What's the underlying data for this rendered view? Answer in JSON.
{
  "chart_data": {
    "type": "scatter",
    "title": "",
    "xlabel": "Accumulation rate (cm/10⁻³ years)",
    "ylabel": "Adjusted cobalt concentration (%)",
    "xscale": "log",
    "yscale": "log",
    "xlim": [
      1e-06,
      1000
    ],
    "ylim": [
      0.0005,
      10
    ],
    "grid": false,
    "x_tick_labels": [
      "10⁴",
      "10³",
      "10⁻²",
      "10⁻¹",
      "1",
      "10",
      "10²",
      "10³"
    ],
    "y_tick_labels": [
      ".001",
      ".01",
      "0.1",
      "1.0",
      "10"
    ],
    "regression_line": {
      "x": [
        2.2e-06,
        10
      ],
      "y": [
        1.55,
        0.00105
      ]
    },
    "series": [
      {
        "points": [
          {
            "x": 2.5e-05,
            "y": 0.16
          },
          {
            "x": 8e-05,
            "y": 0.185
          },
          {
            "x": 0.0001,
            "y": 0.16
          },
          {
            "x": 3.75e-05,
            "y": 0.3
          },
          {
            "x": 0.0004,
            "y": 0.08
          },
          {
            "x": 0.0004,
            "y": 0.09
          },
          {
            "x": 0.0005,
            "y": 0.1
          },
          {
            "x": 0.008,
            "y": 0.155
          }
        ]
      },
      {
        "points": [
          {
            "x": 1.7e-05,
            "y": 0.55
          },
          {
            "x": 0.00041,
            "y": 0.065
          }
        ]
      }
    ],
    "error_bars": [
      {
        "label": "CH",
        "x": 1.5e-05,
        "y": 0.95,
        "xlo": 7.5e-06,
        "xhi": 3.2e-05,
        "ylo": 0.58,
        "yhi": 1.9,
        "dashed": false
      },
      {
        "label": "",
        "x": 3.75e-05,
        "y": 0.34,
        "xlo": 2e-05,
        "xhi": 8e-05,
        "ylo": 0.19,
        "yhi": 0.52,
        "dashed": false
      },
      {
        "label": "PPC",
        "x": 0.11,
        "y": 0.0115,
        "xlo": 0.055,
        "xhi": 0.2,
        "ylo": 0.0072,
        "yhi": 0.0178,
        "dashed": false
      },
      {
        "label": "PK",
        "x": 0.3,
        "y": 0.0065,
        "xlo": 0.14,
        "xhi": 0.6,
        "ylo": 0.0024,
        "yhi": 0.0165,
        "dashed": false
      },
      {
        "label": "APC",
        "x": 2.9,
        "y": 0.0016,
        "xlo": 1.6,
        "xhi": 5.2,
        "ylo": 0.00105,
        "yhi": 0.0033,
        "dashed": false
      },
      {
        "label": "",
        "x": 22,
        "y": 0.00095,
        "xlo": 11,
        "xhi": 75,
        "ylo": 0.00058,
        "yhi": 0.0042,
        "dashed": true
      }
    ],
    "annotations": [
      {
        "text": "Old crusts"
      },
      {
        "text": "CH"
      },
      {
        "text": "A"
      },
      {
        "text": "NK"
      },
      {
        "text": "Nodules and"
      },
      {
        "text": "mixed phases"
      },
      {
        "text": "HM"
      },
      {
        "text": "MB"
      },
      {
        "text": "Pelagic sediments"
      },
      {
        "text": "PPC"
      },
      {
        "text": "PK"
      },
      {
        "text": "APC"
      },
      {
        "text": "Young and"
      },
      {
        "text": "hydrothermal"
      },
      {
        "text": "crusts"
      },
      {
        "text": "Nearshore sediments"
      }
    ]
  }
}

What the exercise asks. Each line above must be reproduced exactly as it stands.

Full solution.
What's the underlying data for this rendered view? Answer in JSON.
{
  "chart_data": {
    "type": "scatter",
    "title": "",
    "xlabel": "Accumulation rate (cm/10⁻³ years)",
    "ylabel": "Adjusted cobalt concentration (%)",
    "xscale": "log",
    "yscale": "log",
    "xlim": [
      1e-06,
      1000
    ],
    "ylim": [
      0.0005,
      10
    ],
    "grid": false,
    "x_tick_labels": [
      "10⁴",
      "10³",
      "10⁻²",
      "10⁻¹",
      "1",
      "10",
      "10²",
      "10³"
    ],
    "y_tick_labels": [
      ".001",
      ".01",
      "0.1",
      "1.0",
      "10"
    ],
    "regression_line": {
      "x": [
        2.2e-06,
        10
      ],
      "y": [
        1.55,
        0.00105
      ]
    },
    "series": [
      {
        "points": [
          {
            "x": 2.5e-05,
            "y": 0.16
          },
          {
            "x": 8e-05,
            "y": 0.185
          },
          {
            "x": 0.0001,
            "y": 0.16
          },
          {
            "x": 3.75e-05,
            "y": 0.3
          },
          {
            "x": 0.0004,
            "y": 0.08
          },
          {
            "x": 0.0004,
            "y": 0.09
          },
          {
            "x": 0.0005,
            "y": 0.1
          },
          {
            "x": 0.008,
            "y": 0.155
          }
        ]
      },
      {
        "points": [
          {
            "x": 1.7e-05,
            "y": 0.55
          },
          {
            "x": 0.00041,
            "y": 0.065
          }
        ]
      }
    ],
    "error_bars": [
      {
        "label": "CH",
        "x": 1.5e-05,
        "y": 0.95,
        "xlo": 7.5e-06,
        "xhi": 3.2e-05,
        "ylo": 0.58,
        "yhi": 1.9,
        "dashed": false
      },
      {
        "label": "",
        "x": 3.75e-05,
        "y": 0.34,
        "xlo": 2e-05,
        "xhi": 8e-05,
        "ylo": 0.19,
        "yhi": 0.52,
        "dashed": false
      },
      {
        "label": "PPC",
        "x": 0.11,
        "y": 0.0115,
        "xlo": 0.055,
        "xhi": 0.2,
        "ylo": 0.0072,
        "yhi": 0.0178,
        "dashed": false
      },
      {
        "label": "PK",
        "x": 0.3,
        "y": 0.0065,
        "xlo": 0.14,
        "xhi": 0.6,
        "ylo": 0.0024,
        "yhi": 0.0165,
        "dashed": false
      },
      {
        "label": "APC",
        "x": 2.9,
        "y": 0.0016,
        "xlo": 1.6,
        "xhi": 5.2,
        "ylo": 0.00105,
        "yhi": 0.0033,
        "dashed": false
      },
      {
        "label": "",
        "x": 22,
        "y": 0.00095,
        "xlo": 11,
        "xhi": 75,
        "ylo": 0.00058,
        "yhi": 0.0042,
        "dashed": true
      }
    ],
    "annotations": [
      {
        "text": "Old crusts"
      },
      {
        "text": "CH"
      },
      {
        "text": "A"
      },
      {
        "text": "NK"
      },
      {
        "text": "Nodules and"
      },
      {
        "text": "mixed phases"
      },
      {
        "text": "HM"
      },
      {
        "text": "MB"
      },
      {
        "text": "Pelagic sediments"
      },
      {
        "text": "PPC"
      },
      {
        "text": "PK"
      },
      {
        "text": "APC"
      },
      {
        "text": "Young and"
      },
      {
        "text": "hydrothermal"
      },
      {
        "text": "crusts"
      },
      {
        "text": "Nearshore sediments"
      }
    ]
  }
}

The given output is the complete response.